### [WHAT YOU NEED TO DO]
Where a line holds the word "this", copy that line.

### [INPUT DATA]
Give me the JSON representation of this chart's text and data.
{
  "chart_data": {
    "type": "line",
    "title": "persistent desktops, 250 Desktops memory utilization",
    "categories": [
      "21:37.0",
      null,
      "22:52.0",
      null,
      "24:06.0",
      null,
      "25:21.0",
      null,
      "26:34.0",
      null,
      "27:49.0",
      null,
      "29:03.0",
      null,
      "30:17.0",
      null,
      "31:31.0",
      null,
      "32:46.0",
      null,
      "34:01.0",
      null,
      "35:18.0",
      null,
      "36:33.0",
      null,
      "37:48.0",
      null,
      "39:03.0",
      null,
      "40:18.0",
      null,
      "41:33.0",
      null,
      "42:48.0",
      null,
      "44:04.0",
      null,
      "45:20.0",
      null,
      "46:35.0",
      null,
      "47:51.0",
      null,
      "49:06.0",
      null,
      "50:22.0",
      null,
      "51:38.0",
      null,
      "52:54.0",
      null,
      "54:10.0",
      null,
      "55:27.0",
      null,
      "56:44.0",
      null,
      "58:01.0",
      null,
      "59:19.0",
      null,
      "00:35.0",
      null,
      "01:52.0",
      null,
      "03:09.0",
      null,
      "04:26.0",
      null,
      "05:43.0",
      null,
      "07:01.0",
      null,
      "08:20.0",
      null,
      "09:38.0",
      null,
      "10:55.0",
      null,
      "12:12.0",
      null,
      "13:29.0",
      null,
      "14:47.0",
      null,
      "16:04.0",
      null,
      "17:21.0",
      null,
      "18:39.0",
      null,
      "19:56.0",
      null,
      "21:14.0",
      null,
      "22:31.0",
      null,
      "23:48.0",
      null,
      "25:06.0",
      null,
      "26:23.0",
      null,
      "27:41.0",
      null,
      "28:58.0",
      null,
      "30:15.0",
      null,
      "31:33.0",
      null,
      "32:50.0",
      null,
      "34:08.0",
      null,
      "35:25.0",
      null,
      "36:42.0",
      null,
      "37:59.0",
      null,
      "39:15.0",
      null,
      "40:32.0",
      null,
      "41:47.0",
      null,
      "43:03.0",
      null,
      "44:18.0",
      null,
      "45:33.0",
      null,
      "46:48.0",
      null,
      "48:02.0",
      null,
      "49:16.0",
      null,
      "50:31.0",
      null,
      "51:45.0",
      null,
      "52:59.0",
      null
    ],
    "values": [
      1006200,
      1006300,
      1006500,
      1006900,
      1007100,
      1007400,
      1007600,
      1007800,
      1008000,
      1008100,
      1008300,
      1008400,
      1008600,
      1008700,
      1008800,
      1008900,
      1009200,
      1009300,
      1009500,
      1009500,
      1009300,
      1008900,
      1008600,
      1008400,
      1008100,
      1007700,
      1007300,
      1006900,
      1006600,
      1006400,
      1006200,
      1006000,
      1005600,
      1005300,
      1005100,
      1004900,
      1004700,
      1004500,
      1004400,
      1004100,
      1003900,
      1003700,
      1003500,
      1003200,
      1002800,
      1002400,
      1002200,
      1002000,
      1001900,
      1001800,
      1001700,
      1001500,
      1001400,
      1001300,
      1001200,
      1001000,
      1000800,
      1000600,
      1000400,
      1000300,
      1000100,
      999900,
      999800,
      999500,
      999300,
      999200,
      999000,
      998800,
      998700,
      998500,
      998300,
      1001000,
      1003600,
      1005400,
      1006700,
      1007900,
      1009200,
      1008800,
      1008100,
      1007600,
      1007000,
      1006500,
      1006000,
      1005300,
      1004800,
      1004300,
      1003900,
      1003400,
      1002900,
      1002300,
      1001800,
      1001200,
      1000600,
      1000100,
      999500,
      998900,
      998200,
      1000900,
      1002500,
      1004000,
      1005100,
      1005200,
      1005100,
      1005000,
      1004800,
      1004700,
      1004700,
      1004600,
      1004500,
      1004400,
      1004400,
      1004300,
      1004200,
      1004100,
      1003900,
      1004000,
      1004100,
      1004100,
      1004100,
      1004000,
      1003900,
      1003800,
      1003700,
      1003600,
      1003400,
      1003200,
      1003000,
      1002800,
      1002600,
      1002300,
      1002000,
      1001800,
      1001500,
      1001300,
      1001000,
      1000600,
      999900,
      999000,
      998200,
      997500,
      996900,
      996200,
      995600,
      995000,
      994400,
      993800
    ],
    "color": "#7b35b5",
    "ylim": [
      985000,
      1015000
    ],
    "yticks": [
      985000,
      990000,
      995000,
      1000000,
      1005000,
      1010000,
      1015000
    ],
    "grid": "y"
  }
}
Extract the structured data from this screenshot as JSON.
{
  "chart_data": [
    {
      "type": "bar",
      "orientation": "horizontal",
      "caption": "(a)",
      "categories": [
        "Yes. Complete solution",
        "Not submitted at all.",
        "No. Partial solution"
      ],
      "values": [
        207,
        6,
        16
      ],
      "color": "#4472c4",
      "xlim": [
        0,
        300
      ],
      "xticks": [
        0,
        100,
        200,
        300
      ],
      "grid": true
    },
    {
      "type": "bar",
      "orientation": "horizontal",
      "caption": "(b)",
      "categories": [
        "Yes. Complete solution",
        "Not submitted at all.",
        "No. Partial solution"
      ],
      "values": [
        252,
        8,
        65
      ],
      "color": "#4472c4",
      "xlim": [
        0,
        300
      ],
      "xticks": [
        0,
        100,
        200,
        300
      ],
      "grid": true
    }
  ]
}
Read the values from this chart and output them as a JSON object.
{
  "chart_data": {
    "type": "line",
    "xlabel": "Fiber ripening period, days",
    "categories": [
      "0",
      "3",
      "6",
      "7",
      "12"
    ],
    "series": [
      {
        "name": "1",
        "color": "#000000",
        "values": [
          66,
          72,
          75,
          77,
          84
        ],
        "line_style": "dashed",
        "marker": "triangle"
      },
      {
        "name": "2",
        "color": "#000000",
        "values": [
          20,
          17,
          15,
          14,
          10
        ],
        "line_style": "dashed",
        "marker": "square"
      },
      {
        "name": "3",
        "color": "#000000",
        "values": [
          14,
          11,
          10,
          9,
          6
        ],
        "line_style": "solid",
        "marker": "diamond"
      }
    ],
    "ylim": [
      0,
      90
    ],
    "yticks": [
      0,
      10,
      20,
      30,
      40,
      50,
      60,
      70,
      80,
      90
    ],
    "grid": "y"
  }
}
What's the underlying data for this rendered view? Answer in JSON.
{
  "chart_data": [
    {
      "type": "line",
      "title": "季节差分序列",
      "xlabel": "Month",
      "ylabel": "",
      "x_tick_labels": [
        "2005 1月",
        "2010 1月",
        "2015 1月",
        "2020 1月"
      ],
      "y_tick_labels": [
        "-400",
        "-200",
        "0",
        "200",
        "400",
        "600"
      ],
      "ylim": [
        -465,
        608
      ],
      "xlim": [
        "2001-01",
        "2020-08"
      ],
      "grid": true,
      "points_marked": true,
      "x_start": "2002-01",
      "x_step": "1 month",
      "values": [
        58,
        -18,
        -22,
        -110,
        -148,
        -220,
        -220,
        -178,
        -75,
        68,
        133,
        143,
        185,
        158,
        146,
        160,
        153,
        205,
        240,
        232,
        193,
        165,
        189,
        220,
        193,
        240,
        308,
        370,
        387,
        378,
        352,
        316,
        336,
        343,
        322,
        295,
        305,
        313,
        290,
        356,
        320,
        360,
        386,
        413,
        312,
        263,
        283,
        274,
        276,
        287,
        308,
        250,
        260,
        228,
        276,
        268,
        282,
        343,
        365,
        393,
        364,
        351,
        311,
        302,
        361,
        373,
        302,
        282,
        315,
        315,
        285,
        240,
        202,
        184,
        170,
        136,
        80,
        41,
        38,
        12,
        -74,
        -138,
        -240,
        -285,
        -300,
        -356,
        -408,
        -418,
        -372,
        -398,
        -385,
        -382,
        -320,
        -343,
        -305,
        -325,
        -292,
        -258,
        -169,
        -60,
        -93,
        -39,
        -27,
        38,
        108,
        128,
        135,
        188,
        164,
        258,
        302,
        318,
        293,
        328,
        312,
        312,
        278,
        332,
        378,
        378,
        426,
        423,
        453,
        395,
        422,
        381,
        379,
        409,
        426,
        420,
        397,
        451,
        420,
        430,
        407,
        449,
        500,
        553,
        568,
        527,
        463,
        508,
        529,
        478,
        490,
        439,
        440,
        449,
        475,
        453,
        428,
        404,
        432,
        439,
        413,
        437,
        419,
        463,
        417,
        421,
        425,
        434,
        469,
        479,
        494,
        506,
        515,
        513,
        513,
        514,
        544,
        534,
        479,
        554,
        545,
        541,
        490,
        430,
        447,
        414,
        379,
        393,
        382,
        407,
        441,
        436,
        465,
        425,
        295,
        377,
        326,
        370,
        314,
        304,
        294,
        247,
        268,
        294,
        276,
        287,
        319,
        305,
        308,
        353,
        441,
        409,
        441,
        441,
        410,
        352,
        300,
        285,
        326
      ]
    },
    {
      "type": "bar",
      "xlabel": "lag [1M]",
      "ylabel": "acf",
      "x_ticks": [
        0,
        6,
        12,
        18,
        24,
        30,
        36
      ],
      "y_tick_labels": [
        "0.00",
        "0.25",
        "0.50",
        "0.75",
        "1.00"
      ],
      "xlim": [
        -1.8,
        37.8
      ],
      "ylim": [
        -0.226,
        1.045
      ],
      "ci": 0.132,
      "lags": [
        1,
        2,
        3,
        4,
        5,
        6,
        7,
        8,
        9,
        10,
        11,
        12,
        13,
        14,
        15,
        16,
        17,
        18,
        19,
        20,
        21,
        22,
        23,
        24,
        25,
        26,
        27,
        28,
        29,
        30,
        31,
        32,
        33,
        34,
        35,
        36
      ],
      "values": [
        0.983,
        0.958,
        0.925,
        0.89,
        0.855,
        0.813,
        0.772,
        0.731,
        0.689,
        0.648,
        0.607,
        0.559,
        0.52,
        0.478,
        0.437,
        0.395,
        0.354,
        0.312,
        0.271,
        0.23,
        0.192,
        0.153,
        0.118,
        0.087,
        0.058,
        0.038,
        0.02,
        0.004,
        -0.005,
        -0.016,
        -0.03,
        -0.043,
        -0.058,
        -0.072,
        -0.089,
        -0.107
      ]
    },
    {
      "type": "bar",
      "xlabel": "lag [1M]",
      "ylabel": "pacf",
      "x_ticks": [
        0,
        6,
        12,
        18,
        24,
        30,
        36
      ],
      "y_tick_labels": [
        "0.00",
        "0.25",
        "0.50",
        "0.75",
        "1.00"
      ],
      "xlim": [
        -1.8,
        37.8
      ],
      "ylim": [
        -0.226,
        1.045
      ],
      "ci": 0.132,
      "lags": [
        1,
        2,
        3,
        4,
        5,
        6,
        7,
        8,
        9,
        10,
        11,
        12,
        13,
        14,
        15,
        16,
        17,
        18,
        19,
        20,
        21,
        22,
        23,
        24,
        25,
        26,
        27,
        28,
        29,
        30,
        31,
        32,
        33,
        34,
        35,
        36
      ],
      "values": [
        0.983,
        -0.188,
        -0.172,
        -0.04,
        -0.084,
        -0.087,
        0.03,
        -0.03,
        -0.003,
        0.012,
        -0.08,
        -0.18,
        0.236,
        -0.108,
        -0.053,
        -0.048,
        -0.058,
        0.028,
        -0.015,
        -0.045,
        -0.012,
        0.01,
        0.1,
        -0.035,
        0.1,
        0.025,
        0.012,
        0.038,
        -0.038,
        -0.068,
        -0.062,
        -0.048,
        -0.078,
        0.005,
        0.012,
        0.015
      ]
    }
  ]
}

### [THE ANSWER]
Give me the JSON representation of this chart's text and data.
Extract the structured data from this screenshot as JSON.
Read the values from this chart and output them as a JSON object.
What's the underlying data for this rendered view? Answer in JSON.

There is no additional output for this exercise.